**Work to do**
Return the records that follow, matching each one exactly.

**Source data**
================
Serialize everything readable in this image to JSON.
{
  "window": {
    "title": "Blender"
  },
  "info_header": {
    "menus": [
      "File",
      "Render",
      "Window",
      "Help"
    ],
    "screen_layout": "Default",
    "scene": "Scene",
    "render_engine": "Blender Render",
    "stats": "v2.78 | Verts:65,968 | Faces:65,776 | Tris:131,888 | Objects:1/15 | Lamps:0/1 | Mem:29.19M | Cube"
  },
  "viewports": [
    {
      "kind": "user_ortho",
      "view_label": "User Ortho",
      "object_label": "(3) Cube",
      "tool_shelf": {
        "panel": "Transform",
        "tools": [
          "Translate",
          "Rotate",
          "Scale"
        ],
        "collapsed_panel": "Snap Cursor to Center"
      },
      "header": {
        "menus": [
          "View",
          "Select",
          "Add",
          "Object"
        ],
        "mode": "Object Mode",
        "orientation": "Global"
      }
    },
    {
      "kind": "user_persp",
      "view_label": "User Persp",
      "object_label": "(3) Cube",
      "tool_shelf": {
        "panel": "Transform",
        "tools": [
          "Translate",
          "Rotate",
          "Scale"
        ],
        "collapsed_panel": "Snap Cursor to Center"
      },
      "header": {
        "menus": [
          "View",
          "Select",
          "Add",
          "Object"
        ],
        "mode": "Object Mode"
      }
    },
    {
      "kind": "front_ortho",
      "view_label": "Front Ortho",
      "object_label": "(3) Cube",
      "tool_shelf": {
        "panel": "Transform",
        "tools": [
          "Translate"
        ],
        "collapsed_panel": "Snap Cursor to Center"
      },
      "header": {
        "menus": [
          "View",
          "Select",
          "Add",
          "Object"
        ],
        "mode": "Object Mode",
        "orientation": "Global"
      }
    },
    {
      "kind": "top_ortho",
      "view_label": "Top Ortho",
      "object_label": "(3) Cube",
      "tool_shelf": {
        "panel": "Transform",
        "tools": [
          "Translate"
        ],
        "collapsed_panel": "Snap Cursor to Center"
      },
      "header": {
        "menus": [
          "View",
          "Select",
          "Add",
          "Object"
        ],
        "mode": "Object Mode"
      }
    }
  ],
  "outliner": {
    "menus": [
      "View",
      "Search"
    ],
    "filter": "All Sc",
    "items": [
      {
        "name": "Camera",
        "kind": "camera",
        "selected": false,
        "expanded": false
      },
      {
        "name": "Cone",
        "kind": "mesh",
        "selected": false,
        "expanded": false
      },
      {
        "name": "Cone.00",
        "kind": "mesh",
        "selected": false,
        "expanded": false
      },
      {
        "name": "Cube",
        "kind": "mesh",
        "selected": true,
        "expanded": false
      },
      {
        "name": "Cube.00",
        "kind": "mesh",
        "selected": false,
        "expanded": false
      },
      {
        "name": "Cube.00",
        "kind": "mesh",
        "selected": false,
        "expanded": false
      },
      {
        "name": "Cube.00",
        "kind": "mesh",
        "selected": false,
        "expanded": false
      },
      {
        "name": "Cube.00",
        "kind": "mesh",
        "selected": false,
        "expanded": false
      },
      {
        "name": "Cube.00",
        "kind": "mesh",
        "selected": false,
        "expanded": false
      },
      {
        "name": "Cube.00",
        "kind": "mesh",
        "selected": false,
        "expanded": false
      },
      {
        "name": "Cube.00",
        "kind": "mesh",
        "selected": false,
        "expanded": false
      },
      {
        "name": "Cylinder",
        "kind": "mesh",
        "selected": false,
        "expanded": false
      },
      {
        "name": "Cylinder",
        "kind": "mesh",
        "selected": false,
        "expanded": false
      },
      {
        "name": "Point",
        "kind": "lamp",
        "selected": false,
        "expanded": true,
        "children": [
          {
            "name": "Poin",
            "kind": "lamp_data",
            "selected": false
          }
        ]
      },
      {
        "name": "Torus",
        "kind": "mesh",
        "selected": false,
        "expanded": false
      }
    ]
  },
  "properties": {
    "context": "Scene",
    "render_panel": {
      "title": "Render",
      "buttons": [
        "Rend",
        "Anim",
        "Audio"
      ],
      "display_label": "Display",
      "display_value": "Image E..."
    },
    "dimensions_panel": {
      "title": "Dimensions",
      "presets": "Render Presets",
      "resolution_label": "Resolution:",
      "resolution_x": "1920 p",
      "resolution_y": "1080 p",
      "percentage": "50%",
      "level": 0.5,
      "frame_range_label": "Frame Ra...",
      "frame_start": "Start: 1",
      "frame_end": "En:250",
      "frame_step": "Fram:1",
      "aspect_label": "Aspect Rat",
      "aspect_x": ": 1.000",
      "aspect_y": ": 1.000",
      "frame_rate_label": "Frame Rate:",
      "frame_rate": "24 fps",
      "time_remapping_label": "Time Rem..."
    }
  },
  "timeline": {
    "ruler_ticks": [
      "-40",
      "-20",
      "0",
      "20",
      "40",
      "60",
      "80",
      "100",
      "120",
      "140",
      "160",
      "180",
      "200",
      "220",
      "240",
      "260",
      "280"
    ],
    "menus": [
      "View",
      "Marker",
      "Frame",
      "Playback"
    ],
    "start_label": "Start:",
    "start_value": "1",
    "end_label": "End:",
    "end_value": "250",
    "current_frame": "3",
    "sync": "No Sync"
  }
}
================
**Problem solution**
Serialize everything readable in this image to JSON.
{
  "window": {
    "title": "Blender"
  },
  "info_header": {
    "menus": [
      "File",
      "Render",
      "Window",
      "Help"
    ],
    "screen_layout": "Default",
    "scene": "Scene",
    "render_engine": "Blender Render",
    "stats": "v2.78 | Verts:65,968 | Faces:65,776 | Tris:131,888 | Objects:1/15 | Lamps:0/1 | Mem:29.19M | Cube"
  },
  "viewports": [
    {
      "kind": "user_ortho",
      "view_label": "User Ortho",
      "object_label": "(3) Cube",
      "tool_shelf": {
        "panel": "Transform",
        "tools": [
          "Translate",
          "Rotate",
          "Scale"
        ],
        "collapsed_panel": "Snap Cursor to Center"
      },
      "header": {
        "menus": [
          "View",
          "Select",
          "Add",
          "Object"
        ],
        "mode": "Object Mode",
        "orientation": "Global"
      }
    },
    {
      "kind": "user_persp",
      "view_label": "User Persp",
      "object_label": "(3) Cube",
      "tool_shelf": {
        "panel": "Transform",
        "tools": [
          "Translate",
          "Rotate",
          "Scale"
        ],
        "collapsed_panel": "Snap Cursor to Center"
      },
      "header": {
        "menus": [
          "View",
          "Select",
          "Add",
          "Object"
        ],
        "mode": "Object Mode"
      }
    },
    {
      "kind": "front_ortho",
      "view_label": "Front Ortho",
      "object_label": "(3) Cube",
      "tool_shelf": {
        "panel": "Transform",
        "tools": [
          "Translate"
        ],
        "collapsed_panel": "Snap Cursor to Center"
      },
      "header": {
        "menus": [
          "View",
          "Select",
          "Add",
          "Object"
        ],
        "mode": "Object Mode",
        "orientation": "Global"
      }
    },
    {
      "kind": "top_ortho",
      "view_label": "Top Ortho",
      "object_label": "(3) Cube",
      "tool_shelf": {
        "panel": "Transform",
        "tools": [
          "Translate"
        ],
        "collapsed_panel": "Snap Cursor to Center"
      },
      "header": {
        "menus": [
          "View",
          "Select",
          "Add",
          "Object"
        ],
        "mode": "Object Mode"
      }
    }
  ],
  "outliner": {
    "menus": [
      "View",
      "Search"
    ],
    "filter": "All Sc",
    "items": [
      {
        "name": "Camera",
        "kind": "camera",
        "selected": false,
        "expanded": false
      },
      {
        "name": "Cone",
        "kind": "mesh",
        "selected": false,
        "expanded": false
      },
      {
        "name": "Cone.00",
        "kind": "mesh",
        "selected": false,
        "expanded": false
      },
      {
        "name": "Cube",
        "kind": "mesh",
        "selected": true,
        "expanded": false
      },
      {
        "name": "Cube.00",
        "kind": "mesh",
        "selected": false,
        "expanded": false
      },
      {
        "name": "Cube.00",
        "kind": "mesh",
        "selected": false,
        "expanded": false
      },
      {
        "name": "Cube.00",
        "kind": "mesh",
        "selected": false,
        "expanded": false
      },
      {
        "name": "Cube.00",
        "kind": "mesh",
        "selected": false,
        "expanded": false
      },
      {
        "name": "Cube.00",
        "kind": "mesh",
        "selected": false,
        "expanded": false
      },
      {
        "name": "Cube.00",
        "kind": "mesh",
        "selected": false,
        "expanded": false
      },
      {
        "name": "Cube.00",
        "kind": "mesh",
        "selected": false,
        "expanded": false
      },
      {
        "name": "Cylinder",
        "kind": "mesh",
        "selected": false,
        "expanded": false
      },
      {
        "name": "Cylinder",
        "kind": "mesh",
        "selected": false,
        "expanded": false
      },
      {
        "name": "Point",
        "kind": "lamp",
        "selected": false,
        "expanded": true,
        "children": [
          {
            "name": "Poin",
            "kind": "lamp_data",
            "selected": false
          }
        ]
      },
      {
        "name": "Torus",
        "kind": "mesh",
        "selected": false,
        "expanded": false
      }
    ]
  },
  "properties": {
    "context": "Scene",
    "render_panel": {
      "title": "Render",
      "buttons": [
        "Rend",
        "Anim",
        "Audio"
      ],
      "display_label": "Display",
      "display_value": "Image E..."
    },
    "dimensions_panel": {
      "title": "Dimensions",
      "presets": "Render Presets",
      "resolution_label": "Resolution:",
      "resolution_x": "1920 p",
      "resolution_y": "1080 p",
      "percentage": "50%",
      "level": 0.5,
      "frame_range_label": "Frame Ra...",
      "frame_start": "Start: 1",
      "frame_end": "En:250",
      "frame_step": "Fram:1",
      "aspect_label": "Aspect Rat",
      "aspect_x": ": 1.000",
      "aspect_y": ": 1.000",
      "frame_rate_label": "Frame Rate:",
      "frame_rate": "24 fps",
      "time_remapping_label": "Time Rem..."
    }
  },
  "timeline": {
    "ruler_ticks": [
      "-40",
      "-20",
      "0",
      "20",
      "40",
      "60",
      "80",
      "100",
      "120",
      "140",
      "160",
      "180",
      "200",
      "220",
      "240",
      "260",
      "280"
    ],
    "menus": [
      "View",
      "Marker",
      "Frame",
      "Playback"
    ],
    "start_label": "Start:",
    "start_value": "1",
    "end_label": "End:",
    "end_value": "250",
    "current_frame": "3",
    "sync": "No Sync"
  }
}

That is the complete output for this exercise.